_WORK TO DO:_
Filter the listing below, copying every line in which the word "lärde" appears.

_Extracted data entries:_
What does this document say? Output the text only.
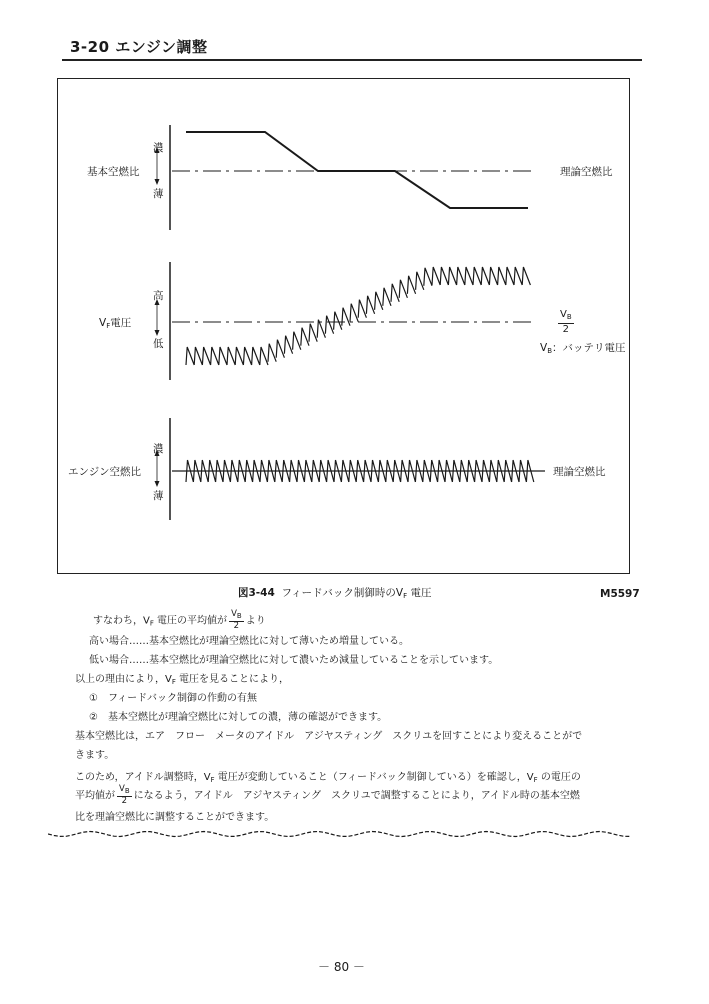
3-20 エンジン調整
濃
薄
基本空燃比	理論空燃比
高
低
$V_F$電圧	$\frac{V_B}{2}$
$V_B$：バッテリ電圧
濃
薄
エンジン空燃比	理論空燃比
図3-44 フィードバック制御時の$V_F$ 電圧	M5597
すなわち，$V_F$ 電圧の平均値が $\frac{V_B}{2}$ より
高い場合……基本空燃比が理論空燃比に対して薄いため増量している。
低い場合……基本空燃比が理論空燃比に対して濃いため減量していることを示しています。
以上の理由により，$V_F$ 電圧を見ることにより，
①　フィードバック制御の作動の有無
②　基本空燃比が理論空燃比に対しての濃，薄の確認ができます。
基本空燃比は，エア　フロー　メータのアイドル　アジヤスティング　スクリユを回すことにより変えることがで
きます。
このため，アイドル調整時，$V_F$ 電圧が変動していること（フィードバック制御している）を確認し，$V_F$ の電圧の
平均値が $\frac{V_B}{2}$ になるよう，アイドル　アジヤスティング　スクリユで調整することにより，アイドル時の基本空燃
比を理論空燃比に調整することができます。
－ 80 －
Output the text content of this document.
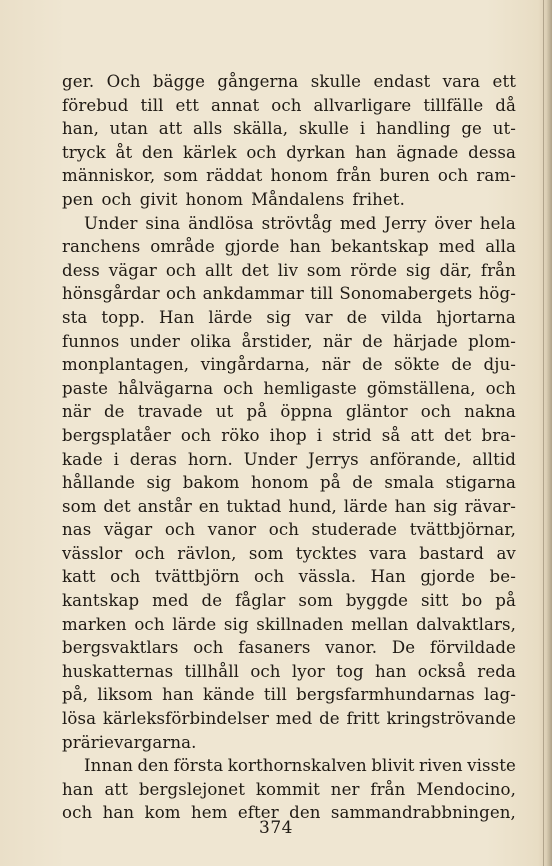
ger. Och bägge gångerna skulle endast vara ett
förebud till ett annat och allvarligare tillfälle då
han, utan att alls skälla, skulle i handling ge ut-
tryck åt den kärlek och dyrkan han ägnade dessa
människor, som räddat honom från buren och ram-
pen och givit honom Måndalens frihet.
Under sina ändlösa strövtåg med Jerry över hela
ranchens område gjorde han bekantskap med alla
dess vägar och allt det liv som rörde sig där, från
hönsgårdar och ankdammar till Sonomabergets hög-
sta topp. Han lärde sig var de vilda hjortarna
funnos under olika årstider, när de härjade plom-
monplantagen, vingårdarna, när de sökte de dju-
paste hålvägarna och hemligaste gömställena, och
när de travade ut på öppna gläntor och nakna
bergsplatåer och röko ihop i strid så att det bra-
kade i deras horn. Under Jerrys anförande, alltid
hållande sig bakom honom på de smala stigarna
som det anstår en tuktad hund, lärde han sig rävar-
nas vägar och vanor och studerade tvättbjörnar,
vässlor och rävlon, som tycktes vara bastard av
katt och tvättbjörn och vässla. Han gjorde be-
kantskap med de fåglar som byggde sitt bo på
marken och lärde sig skillnaden mellan dalvaktlars,
bergsvaktlars och fasaners vanor. De förvildade
huskatternas tillhåll och lyor tog han också reda
på, liksom han kände till bergsfarmhundarnas lag-
lösa kärleksförbindelser med de fritt kringströvande
prärievargarna.
Innan den första korthornskalven blivit riven visste
han att bergslejonet kommit ner från Mendocino,
och han kom hem efter den sammandrabbningen,
374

_WORKED ANSWER:_
sta topp. Han lärde sig var de vilda hjortarna
som det anstår en tuktad hund, lärde han sig rävar-
marken och lärde sig skillnaden mellan dalvaktlars,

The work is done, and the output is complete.